▶ [Exercise details]: Make an exact copy of each entry, leaving out every picture.

Stored records:

:::::

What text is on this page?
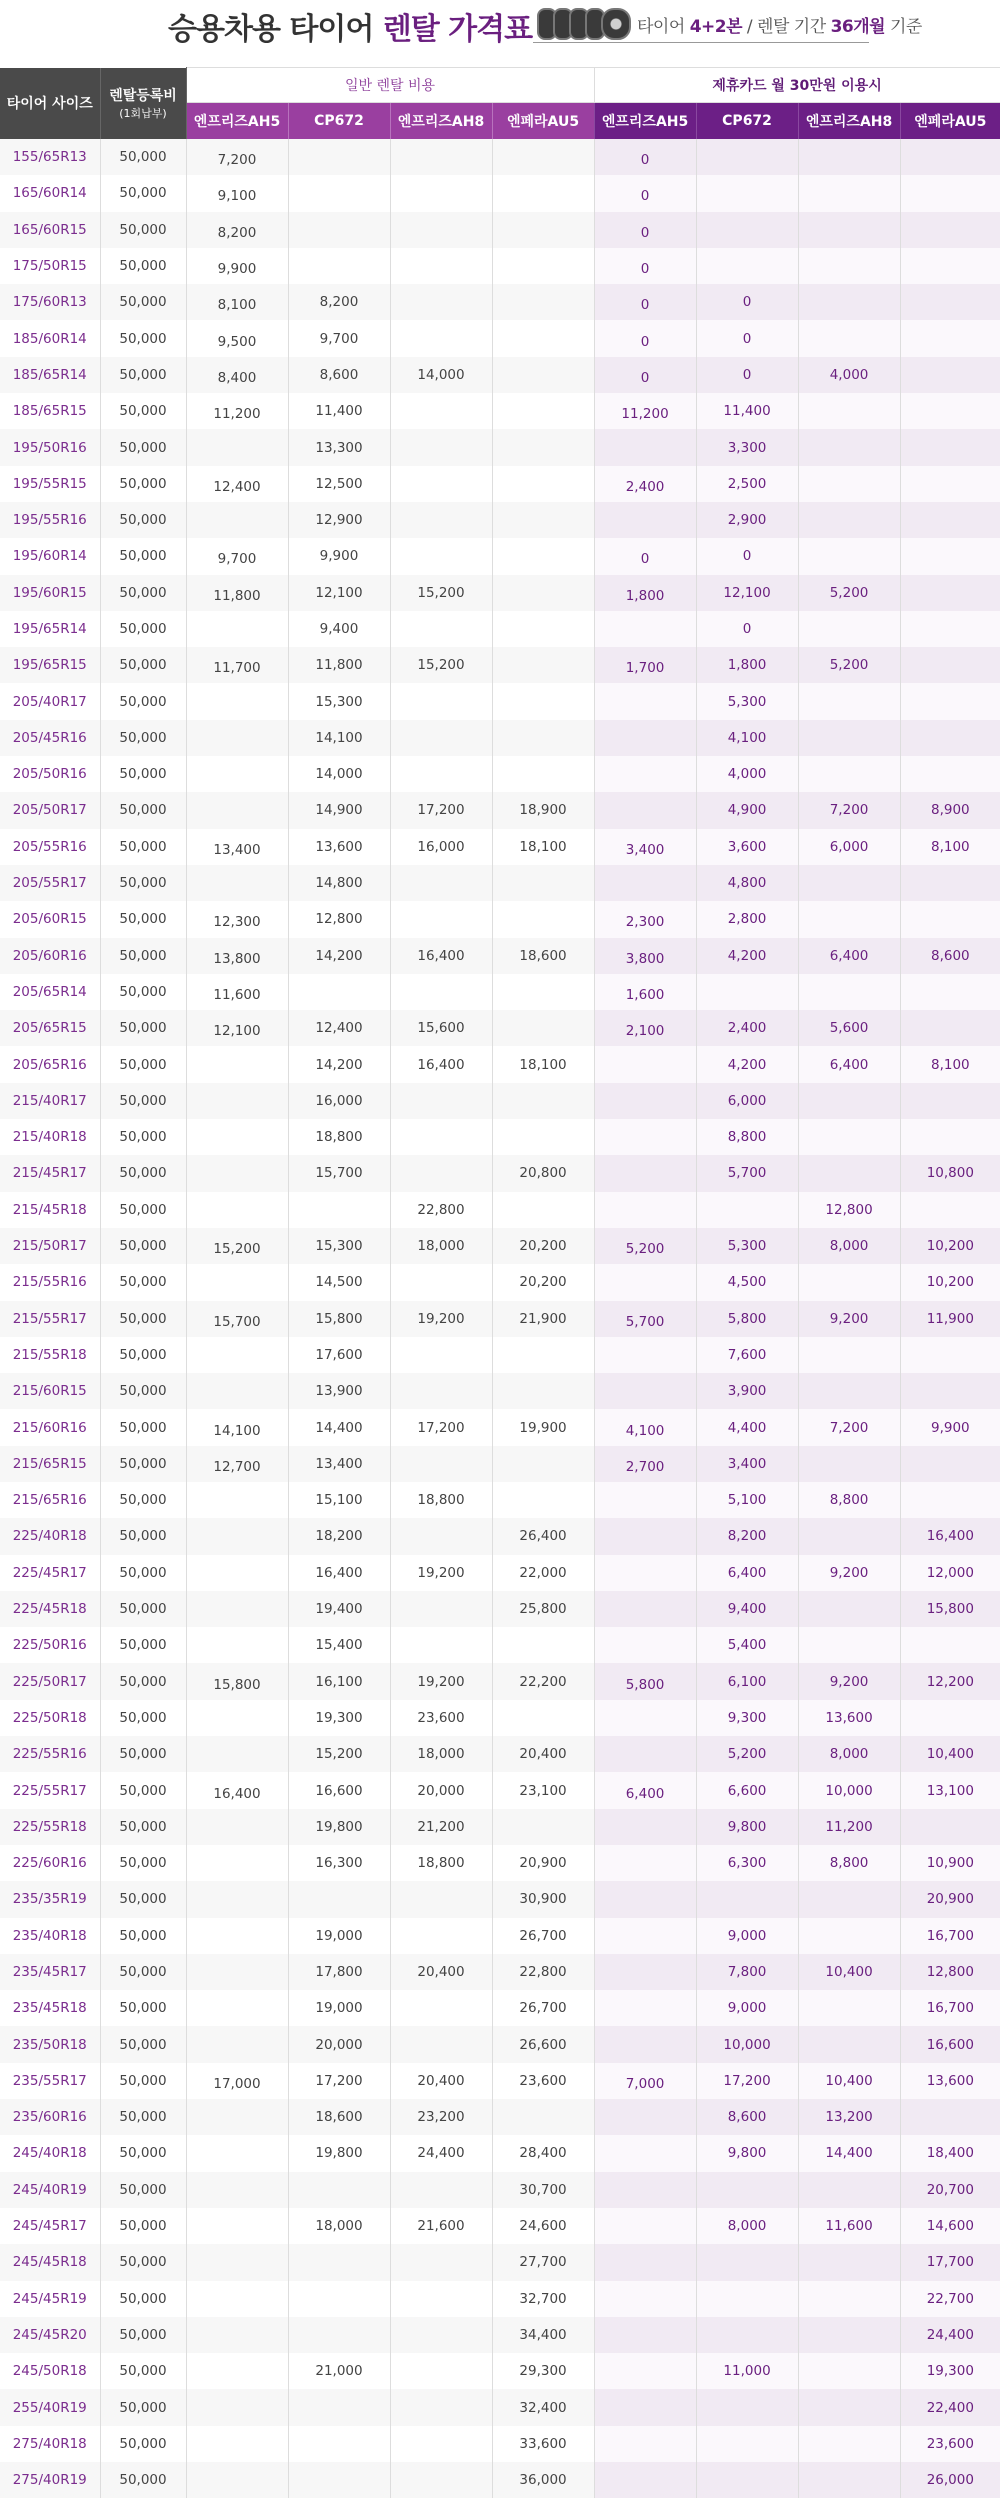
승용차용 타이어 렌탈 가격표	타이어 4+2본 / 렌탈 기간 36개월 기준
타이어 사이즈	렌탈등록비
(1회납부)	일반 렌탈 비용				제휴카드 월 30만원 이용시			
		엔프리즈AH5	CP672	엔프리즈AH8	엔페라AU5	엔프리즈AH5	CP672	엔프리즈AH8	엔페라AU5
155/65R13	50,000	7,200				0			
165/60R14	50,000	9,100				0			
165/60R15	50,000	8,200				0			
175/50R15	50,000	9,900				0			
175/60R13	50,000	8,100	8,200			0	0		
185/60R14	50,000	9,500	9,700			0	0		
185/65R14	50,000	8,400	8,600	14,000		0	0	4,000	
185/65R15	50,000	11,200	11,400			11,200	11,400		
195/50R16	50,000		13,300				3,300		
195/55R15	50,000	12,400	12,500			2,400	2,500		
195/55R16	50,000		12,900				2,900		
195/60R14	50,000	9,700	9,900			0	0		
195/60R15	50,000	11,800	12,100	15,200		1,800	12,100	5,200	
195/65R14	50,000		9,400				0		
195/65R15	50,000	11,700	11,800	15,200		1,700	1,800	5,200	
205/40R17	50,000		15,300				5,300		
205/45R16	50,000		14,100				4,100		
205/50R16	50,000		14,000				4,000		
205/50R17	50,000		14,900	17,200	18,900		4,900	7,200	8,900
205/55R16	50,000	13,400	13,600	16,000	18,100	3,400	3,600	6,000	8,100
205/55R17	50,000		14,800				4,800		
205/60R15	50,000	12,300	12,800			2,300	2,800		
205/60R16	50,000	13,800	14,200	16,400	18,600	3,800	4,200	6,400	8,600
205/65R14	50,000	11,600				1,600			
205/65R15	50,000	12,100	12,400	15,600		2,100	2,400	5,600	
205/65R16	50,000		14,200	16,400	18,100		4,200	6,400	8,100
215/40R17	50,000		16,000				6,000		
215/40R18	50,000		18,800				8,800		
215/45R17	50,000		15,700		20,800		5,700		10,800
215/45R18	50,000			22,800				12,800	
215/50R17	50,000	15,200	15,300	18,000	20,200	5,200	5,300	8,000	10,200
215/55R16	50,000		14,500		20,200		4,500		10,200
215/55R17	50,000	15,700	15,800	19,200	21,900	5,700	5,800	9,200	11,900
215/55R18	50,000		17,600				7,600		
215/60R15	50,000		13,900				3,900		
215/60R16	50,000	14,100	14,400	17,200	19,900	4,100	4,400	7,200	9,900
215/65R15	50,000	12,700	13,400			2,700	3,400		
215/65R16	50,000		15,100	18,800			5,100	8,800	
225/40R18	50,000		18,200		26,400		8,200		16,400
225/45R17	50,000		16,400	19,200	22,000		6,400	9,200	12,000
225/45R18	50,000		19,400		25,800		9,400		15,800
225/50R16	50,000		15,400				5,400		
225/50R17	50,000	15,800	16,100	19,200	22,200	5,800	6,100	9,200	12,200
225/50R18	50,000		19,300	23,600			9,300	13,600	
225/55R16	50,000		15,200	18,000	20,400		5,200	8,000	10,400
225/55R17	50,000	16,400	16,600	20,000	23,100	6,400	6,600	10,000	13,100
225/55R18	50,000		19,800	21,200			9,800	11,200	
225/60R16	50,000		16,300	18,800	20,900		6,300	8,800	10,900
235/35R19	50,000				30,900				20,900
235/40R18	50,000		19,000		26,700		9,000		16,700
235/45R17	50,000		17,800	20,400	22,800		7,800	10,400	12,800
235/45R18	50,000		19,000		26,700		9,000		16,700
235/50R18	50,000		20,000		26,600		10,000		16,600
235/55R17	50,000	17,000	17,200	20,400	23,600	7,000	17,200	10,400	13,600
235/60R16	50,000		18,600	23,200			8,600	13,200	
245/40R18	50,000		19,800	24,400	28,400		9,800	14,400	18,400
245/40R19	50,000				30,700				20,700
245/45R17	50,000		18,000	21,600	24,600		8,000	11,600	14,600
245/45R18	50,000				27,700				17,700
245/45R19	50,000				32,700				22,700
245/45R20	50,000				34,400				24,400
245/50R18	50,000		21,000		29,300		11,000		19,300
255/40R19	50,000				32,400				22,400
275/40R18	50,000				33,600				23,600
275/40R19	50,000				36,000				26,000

:::::

▶ [Task response]:
What text is on this page?
승용차용 타이어 렌탈 가격표	타이어 4+2본 / 렌탈 기간 36개월 기준
타이어 사이즈	렌탈등록비
(1회납부)	일반 렌탈 비용				제휴카드 월 30만원 이용시			
		엔프리즈AH5	CP672	엔프리즈AH8	엔페라AU5	엔프리즈AH5	CP672	엔프리즈AH8	엔페라AU5
155/65R13	50,000	7,200				0			
165/60R14	50,000	9,100				0			
165/60R15	50,000	8,200				0			
175/50R15	50,000	9,900				0			
175/60R13	50,000	8,100	8,200			0	0		
185/60R14	50,000	9,500	9,700			0	0		
185/65R14	50,000	8,400	8,600	14,000		0	0	4,000	
185/65R15	50,000	11,200	11,400			11,200	11,400		
195/50R16	50,000		13,300				3,300		
195/55R15	50,000	12,400	12,500			2,400	2,500		
195/55R16	50,000		12,900				2,900		
195/60R14	50,000	9,700	9,900			0	0		
195/60R15	50,000	11,800	12,100	15,200		1,800	12,100	5,200	
195/65R14	50,000		9,400				0		
195/65R15	50,000	11,700	11,800	15,200		1,700	1,800	5,200	
205/40R17	50,000		15,300				5,300		
205/45R16	50,000		14,100				4,100		
205/50R16	50,000		14,000				4,000		
205/50R17	50,000		14,900	17,200	18,900		4,900	7,200	8,900
205/55R16	50,000	13,400	13,600	16,000	18,100	3,400	3,600	6,000	8,100
205/55R17	50,000		14,800				4,800		
205/60R15	50,000	12,300	12,800			2,300	2,800		
205/60R16	50,000	13,800	14,200	16,400	18,600	3,800	4,200	6,400	8,600
205/65R14	50,000	11,600				1,600			
205/65R15	50,000	12,100	12,400	15,600		2,100	2,400	5,600	
205/65R16	50,000		14,200	16,400	18,100		4,200	6,400	8,100
215/40R17	50,000		16,000				6,000		
215/40R18	50,000		18,800				8,800		
215/45R17	50,000		15,700		20,800		5,700		10,800
215/45R18	50,000			22,800				12,800	
215/50R17	50,000	15,200	15,300	18,000	20,200	5,200	5,300	8,000	10,200
215/55R16	50,000		14,500		20,200		4,500		10,200
215/55R17	50,000	15,700	15,800	19,200	21,900	5,700	5,800	9,200	11,900
215/55R18	50,000		17,600				7,600		
215/60R15	50,000		13,900				3,900		
215/60R16	50,000	14,100	14,400	17,200	19,900	4,100	4,400	7,200	9,900
215/65R15	50,000	12,700	13,400			2,700	3,400		
215/65R16	50,000		15,100	18,800			5,100	8,800	
225/40R18	50,000		18,200		26,400		8,200		16,400
225/45R17	50,000		16,400	19,200	22,000		6,400	9,200	12,000
225/45R18	50,000		19,400		25,800		9,400		15,800
225/50R16	50,000		15,400				5,400		
225/50R17	50,000	15,800	16,100	19,200	22,200	5,800	6,100	9,200	12,200
225/50R18	50,000		19,300	23,600			9,300	13,600	
225/55R16	50,000		15,200	18,000	20,400		5,200	8,000	10,400
225/55R17	50,000	16,400	16,600	20,000	23,100	6,400	6,600	10,000	13,100
225/55R18	50,000		19,800	21,200			9,800	11,200	
225/60R16	50,000		16,300	18,800	20,900		6,300	8,800	10,900
235/35R19	50,000				30,900				20,900
235/40R18	50,000		19,000		26,700		9,000		16,700
235/45R17	50,000		17,800	20,400	22,800		7,800	10,400	12,800
235/45R18	50,000		19,000		26,700		9,000		16,700
235/50R18	50,000		20,000		26,600		10,000		16,600
235/55R17	50,000	17,000	17,200	20,400	23,600	7,000	17,200	10,400	13,600
235/60R16	50,000		18,600	23,200			8,600	13,200	
245/40R18	50,000		19,800	24,400	28,400		9,800	14,400	18,400
245/40R19	50,000				30,700				20,700
245/45R17	50,000		18,000	21,600	24,600		8,000	11,600	14,600
245/45R18	50,000				27,700				17,700
245/45R19	50,000				32,700				22,700
245/45R20	50,000				34,400				24,400
245/50R18	50,000		21,000		29,300		11,000		19,300
255/40R19	50,000				32,400				22,400
275/40R18	50,000				33,600				23,600
275/40R19	50,000				36,000				26,000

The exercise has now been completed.